*** Supplied information
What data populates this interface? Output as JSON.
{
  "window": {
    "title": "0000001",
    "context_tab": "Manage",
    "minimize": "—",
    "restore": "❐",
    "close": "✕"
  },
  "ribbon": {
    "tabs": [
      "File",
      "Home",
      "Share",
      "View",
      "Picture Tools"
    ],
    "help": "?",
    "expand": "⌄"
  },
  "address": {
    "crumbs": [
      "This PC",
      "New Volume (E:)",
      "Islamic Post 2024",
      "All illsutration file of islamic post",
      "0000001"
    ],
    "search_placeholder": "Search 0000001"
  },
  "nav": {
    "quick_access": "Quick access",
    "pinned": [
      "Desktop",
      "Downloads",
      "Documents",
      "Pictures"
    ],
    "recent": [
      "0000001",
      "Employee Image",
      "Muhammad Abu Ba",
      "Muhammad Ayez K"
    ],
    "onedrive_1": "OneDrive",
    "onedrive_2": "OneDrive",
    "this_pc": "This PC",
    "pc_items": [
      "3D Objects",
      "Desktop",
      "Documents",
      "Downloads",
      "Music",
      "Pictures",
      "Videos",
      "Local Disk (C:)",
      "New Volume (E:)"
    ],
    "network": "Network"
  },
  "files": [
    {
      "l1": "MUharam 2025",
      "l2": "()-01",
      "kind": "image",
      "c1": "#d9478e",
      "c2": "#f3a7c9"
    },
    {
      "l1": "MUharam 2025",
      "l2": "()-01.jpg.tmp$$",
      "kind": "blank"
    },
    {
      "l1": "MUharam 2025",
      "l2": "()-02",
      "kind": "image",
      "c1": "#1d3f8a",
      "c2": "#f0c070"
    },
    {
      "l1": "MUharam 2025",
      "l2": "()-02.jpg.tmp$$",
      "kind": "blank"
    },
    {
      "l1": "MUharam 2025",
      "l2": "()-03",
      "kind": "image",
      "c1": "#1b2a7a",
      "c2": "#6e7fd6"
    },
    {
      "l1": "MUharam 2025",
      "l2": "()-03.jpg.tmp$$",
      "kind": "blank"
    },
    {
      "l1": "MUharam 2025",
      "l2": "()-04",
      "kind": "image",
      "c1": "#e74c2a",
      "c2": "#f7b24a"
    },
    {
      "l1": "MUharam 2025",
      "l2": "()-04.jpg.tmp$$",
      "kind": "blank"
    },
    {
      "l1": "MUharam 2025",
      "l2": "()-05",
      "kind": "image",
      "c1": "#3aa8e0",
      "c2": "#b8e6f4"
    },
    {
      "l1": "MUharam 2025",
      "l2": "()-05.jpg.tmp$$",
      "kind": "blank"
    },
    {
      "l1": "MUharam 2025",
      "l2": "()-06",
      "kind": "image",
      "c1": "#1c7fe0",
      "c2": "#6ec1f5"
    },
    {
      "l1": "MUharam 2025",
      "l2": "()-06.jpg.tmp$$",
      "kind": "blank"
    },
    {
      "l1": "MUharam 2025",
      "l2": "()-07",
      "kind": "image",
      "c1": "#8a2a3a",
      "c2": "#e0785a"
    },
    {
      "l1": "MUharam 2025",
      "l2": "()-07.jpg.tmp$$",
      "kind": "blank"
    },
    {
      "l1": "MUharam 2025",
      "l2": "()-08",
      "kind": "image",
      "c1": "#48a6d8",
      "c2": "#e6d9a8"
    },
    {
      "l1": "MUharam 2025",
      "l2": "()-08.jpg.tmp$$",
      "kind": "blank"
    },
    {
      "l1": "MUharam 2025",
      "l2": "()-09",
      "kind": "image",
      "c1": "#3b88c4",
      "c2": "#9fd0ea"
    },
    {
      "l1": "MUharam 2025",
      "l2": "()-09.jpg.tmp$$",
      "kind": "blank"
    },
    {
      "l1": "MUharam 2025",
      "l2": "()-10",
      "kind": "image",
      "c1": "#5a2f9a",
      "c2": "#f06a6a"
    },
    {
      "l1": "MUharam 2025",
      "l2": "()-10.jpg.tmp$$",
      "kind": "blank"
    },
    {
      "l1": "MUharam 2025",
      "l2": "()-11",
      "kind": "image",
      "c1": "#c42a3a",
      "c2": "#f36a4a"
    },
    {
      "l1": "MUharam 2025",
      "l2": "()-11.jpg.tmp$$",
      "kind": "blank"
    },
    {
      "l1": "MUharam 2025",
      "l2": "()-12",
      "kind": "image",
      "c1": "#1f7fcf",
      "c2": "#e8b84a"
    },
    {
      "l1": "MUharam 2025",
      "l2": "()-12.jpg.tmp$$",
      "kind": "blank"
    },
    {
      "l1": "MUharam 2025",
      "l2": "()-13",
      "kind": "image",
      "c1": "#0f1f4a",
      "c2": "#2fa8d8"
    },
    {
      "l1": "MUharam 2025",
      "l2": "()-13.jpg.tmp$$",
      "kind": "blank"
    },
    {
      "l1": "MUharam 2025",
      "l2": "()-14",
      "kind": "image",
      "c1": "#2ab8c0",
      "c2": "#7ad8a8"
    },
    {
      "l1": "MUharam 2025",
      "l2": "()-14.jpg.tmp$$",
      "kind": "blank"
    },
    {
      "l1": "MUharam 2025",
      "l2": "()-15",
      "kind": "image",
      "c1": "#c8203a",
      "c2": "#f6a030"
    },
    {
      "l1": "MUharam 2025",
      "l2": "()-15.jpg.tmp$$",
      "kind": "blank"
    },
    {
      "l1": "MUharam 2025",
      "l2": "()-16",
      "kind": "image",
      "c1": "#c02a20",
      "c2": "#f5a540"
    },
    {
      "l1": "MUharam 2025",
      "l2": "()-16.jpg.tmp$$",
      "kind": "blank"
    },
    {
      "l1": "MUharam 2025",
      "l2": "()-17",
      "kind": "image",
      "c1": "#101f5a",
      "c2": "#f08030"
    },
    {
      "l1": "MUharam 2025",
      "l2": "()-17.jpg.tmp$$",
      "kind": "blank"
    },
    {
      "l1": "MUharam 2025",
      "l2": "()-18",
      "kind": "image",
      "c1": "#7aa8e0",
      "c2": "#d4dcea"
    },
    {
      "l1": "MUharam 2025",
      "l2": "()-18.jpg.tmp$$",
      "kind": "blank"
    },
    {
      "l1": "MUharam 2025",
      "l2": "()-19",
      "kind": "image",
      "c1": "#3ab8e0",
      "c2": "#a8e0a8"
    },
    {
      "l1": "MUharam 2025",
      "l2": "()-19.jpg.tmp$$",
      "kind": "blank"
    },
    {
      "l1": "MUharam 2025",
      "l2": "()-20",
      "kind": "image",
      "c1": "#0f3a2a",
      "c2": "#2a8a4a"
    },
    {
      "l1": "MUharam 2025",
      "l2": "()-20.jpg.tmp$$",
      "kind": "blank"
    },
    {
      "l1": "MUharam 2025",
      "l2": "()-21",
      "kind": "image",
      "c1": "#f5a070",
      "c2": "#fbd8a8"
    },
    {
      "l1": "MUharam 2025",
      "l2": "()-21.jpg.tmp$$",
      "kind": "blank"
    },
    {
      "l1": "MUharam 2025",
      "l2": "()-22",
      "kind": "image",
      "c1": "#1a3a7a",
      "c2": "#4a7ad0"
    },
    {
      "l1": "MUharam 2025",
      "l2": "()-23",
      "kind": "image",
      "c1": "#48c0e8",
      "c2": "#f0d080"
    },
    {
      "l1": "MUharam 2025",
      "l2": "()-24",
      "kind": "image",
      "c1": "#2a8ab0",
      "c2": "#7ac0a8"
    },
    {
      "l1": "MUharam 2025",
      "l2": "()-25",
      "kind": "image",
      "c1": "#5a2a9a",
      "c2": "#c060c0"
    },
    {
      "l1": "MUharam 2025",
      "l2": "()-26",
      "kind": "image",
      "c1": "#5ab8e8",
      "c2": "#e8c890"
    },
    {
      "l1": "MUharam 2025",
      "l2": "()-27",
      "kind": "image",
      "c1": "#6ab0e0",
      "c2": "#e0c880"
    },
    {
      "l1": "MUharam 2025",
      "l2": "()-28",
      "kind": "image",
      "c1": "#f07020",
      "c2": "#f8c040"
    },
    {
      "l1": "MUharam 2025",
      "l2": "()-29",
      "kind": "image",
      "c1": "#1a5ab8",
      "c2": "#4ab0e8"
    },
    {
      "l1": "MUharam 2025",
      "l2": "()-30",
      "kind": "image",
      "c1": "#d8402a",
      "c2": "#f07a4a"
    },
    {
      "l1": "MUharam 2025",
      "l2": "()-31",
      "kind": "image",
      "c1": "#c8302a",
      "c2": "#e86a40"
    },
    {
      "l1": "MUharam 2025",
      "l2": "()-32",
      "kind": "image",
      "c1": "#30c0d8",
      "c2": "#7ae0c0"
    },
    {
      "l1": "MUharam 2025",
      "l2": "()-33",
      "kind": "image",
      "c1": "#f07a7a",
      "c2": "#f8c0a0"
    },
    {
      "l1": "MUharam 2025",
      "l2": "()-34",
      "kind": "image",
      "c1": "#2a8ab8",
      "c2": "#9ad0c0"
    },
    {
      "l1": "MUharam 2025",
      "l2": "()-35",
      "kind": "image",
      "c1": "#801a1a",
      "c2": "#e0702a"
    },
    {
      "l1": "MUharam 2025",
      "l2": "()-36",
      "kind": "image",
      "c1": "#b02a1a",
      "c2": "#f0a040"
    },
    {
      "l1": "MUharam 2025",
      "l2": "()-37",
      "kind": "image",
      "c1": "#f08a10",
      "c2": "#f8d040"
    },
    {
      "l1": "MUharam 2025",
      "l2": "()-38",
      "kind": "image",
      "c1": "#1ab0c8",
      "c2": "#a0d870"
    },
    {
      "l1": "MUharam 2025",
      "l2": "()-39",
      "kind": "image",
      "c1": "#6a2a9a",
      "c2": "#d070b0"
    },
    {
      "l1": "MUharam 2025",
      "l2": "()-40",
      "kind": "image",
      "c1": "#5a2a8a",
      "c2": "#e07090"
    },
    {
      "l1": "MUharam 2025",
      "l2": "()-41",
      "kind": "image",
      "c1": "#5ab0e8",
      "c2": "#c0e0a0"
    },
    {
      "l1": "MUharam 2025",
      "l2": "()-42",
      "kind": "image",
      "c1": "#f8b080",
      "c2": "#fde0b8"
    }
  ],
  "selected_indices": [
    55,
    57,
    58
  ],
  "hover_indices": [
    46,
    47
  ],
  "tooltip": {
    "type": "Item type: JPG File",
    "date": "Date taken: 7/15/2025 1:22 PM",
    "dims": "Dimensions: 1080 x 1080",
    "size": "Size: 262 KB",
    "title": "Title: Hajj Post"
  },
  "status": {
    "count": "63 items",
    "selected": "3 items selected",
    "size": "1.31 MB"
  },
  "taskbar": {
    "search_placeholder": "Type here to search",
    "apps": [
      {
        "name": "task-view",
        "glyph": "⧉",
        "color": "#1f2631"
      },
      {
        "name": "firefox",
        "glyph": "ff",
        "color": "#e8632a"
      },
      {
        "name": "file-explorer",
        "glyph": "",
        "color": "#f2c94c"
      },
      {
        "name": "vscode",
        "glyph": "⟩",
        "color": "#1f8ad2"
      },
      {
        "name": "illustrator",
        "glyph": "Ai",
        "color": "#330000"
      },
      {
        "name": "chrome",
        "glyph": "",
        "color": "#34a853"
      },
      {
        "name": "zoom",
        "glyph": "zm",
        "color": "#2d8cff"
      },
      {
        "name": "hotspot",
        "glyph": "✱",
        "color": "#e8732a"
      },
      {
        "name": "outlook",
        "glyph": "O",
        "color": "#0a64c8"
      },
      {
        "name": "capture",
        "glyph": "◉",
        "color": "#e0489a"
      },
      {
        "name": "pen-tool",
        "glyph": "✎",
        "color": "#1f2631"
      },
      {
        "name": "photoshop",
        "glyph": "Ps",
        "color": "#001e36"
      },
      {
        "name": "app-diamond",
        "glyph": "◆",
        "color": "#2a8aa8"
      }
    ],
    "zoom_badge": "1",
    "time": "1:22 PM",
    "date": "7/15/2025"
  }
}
******
To do
State how many lines in the records above contain the word "OneDrive", and give only that number.

Complete answer
2